begin Data excerpts

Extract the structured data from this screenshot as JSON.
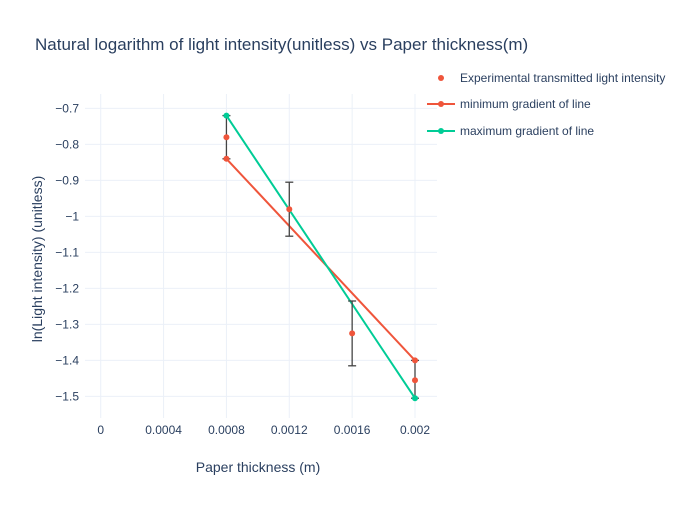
{
  "chart_data": {
    "type": "scatter",
    "title": "Natural logarithm of light intensity(unitless) vs Paper thickness(m)",
    "xlabel": "Paper thickness (m)",
    "ylabel": "ln(Light intensity) (unitless)",
    "xlim": [
      -0.0001,
      0.00214
    ],
    "ylim": [
      -1.56,
      -0.66
    ],
    "xticks": [
      0,
      0.0004,
      0.0008,
      0.0012,
      0.0016,
      0.002
    ],
    "xtick_labels": [
      "0",
      "0.0004",
      "0.0008",
      "0.0012",
      "0.0016",
      "0.002"
    ],
    "yticks": [
      -0.7,
      -0.8,
      -0.9,
      -1.0,
      -1.1,
      -1.2,
      -1.3,
      -1.4,
      -1.5
    ],
    "ytick_labels": [
      "−0.7",
      "−0.8",
      "−0.9",
      "−1",
      "−1.1",
      "−1.2",
      "−1.3",
      "−1.4",
      "−1.5"
    ],
    "grid": true,
    "legend_position": "top-right",
    "series": [
      {
        "name": "Experimental transmitted light intensity",
        "mode": "markers",
        "color": "#EF553B",
        "x": [
          0.0008,
          0.0012,
          0.0016,
          0.002
        ],
        "y": [
          -0.78,
          -0.98,
          -1.325,
          -1.455
        ],
        "error_y": [
          [
            -0.84,
            -0.72
          ],
          [
            -1.055,
            -0.905
          ],
          [
            -1.415,
            -1.235
          ],
          [
            -1.505,
            -1.4
          ]
        ]
      },
      {
        "name": "minimum gradient of line",
        "mode": "lines+markers",
        "color": "#EF553B",
        "x": [
          0.0008,
          0.002
        ],
        "y": [
          -0.84,
          -1.4
        ]
      },
      {
        "name": "maximum gradient of line",
        "mode": "lines+markers",
        "color": "#00CC96",
        "x": [
          0.0008,
          0.002
        ],
        "y": [
          -0.72,
          -1.505
        ]
      }
    ]
  }
}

end Data excerpts

* What you have to do: Copy every line above that includes the string "intensity".

* Reply to the exercise:
    "title": "Natural logarithm of light intensity(unitless) vs Paper thickness(m)",
    "ylabel": "ln(Light intensity) (unitless)",
        "name": "Experimental transmitted light intensity",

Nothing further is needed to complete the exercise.